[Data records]
== == ==

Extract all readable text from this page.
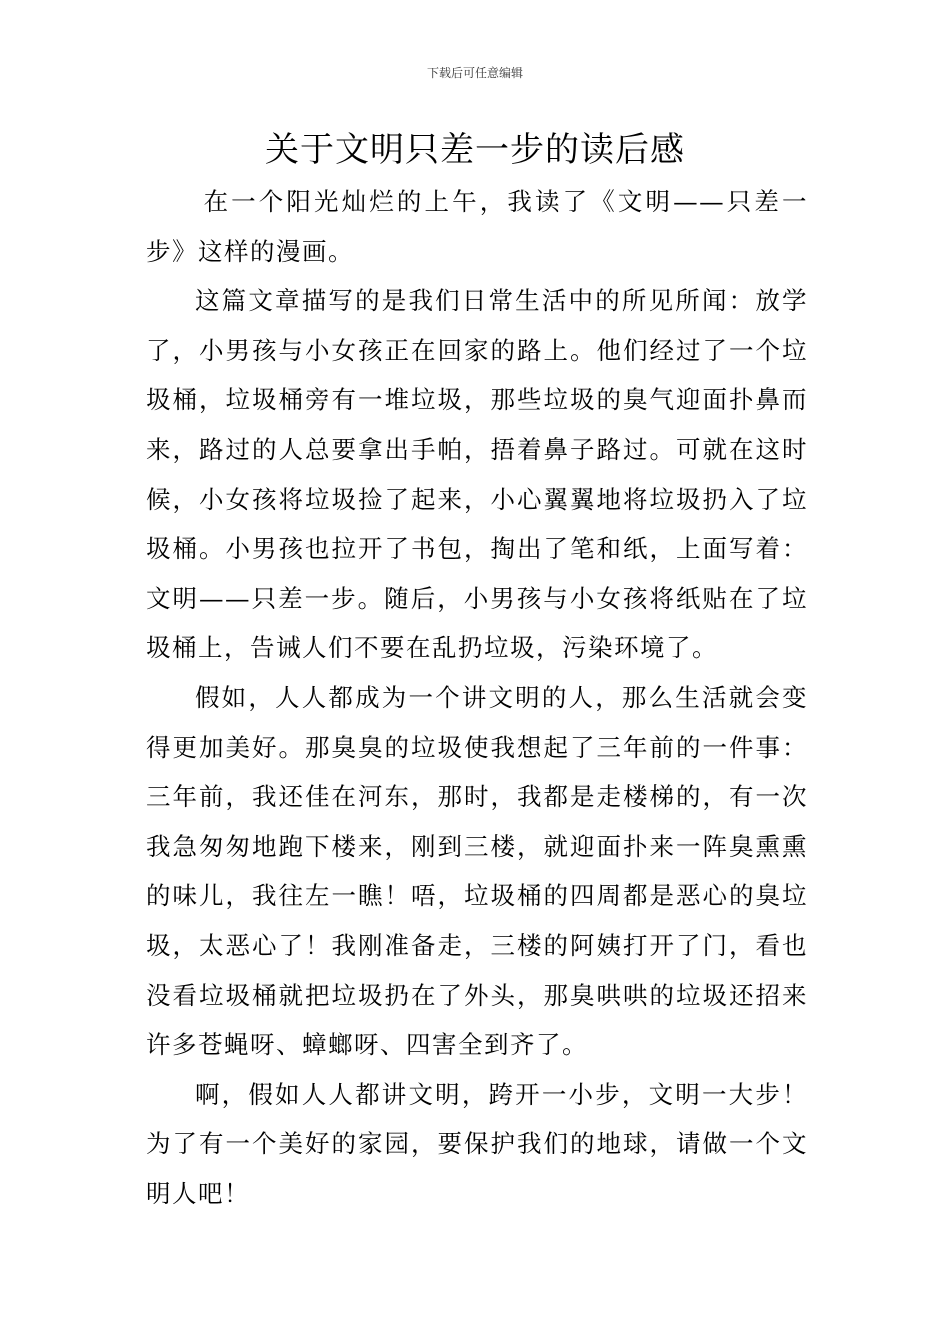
下载后可任意编辑
关于文明只差一步的读后感

在一个阳光灿烂的上午，我读了《文明——只差一步》这样的漫画。

这篇文章描写的是我们日常生活中的所见所闻：放学了，小男孩与小女孩正在回家的路上。他们经过了一个垃圾桶，垃圾桶旁有一堆垃圾，那些垃圾的臭气迎面扑鼻而来，路过的人总要拿出手帕，捂着鼻子路过。可就在这时候，小女孩将垃圾捡了起来，小心翼翼地将垃圾扔入了垃圾桶。小男孩也拉开了书包，掏出了笔和纸，上面写着：文明——只差一步。随后，小男孩与小女孩将纸贴在了垃圾桶上，告诫人们不要在乱扔垃圾，污染环境了。

假如，人人都成为一个讲文明的人，那么生活就会变得更加美好。那臭臭的垃圾使我想起了三年前的一件事：三年前，我还佳在河东，那时，我都是走楼梯的，有一次我急匆匆地跑下楼来，刚到三楼，就迎面扑来一阵臭熏熏的味儿，我往左一瞧！唔，垃圾桶的四周都是恶心的臭垃圾，太恶心了！我刚准备走，三楼的阿姨打开了门，看也没看垃圾桶就把垃圾扔在了外头，那臭哄哄的垃圾还招来许多苍蝇呀、蟑螂呀、四害全到齐了。

啊，假如人人都讲文明，跨开一小步，文明一大步！为了有一个美好的家园，要保护我们的地球，请做一个文明人吧！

== == ==

SET PROBLEM: From the material above, reproduce everything verbatim except the pictures.

ANSWER:
Extract all readable text from this page.
下载后可任意编辑
关于文明只差一步的读后感

在一个阳光灿烂的上午，我读了《文明——只差一步》这样的漫画。

这篇文章描写的是我们日常生活中的所见所闻：放学了，小男孩与小女孩正在回家的路上。他们经过了一个垃圾桶，垃圾桶旁有一堆垃圾，那些垃圾的臭气迎面扑鼻而来，路过的人总要拿出手帕，捂着鼻子路过。可就在这时候，小女孩将垃圾捡了起来，小心翼翼地将垃圾扔入了垃圾桶。小男孩也拉开了书包，掏出了笔和纸，上面写着：文明——只差一步。随后，小男孩与小女孩将纸贴在了垃圾桶上，告诫人们不要在乱扔垃圾，污染环境了。

假如，人人都成为一个讲文明的人，那么生活就会变得更加美好。那臭臭的垃圾使我想起了三年前的一件事：三年前，我还佳在河东，那时，我都是走楼梯的，有一次我急匆匆地跑下楼来，刚到三楼，就迎面扑来一阵臭熏熏的味儿，我往左一瞧！唔，垃圾桶的四周都是恶心的臭垃圾，太恶心了！我刚准备走，三楼的阿姨打开了门，看也没看垃圾桶就把垃圾扔在了外头，那臭哄哄的垃圾还招来许多苍蝇呀、蟑螂呀、四害全到齐了。

啊，假如人人都讲文明，跨开一小步，文明一大步！为了有一个美好的家园，要保护我们的地球，请做一个文明人吧！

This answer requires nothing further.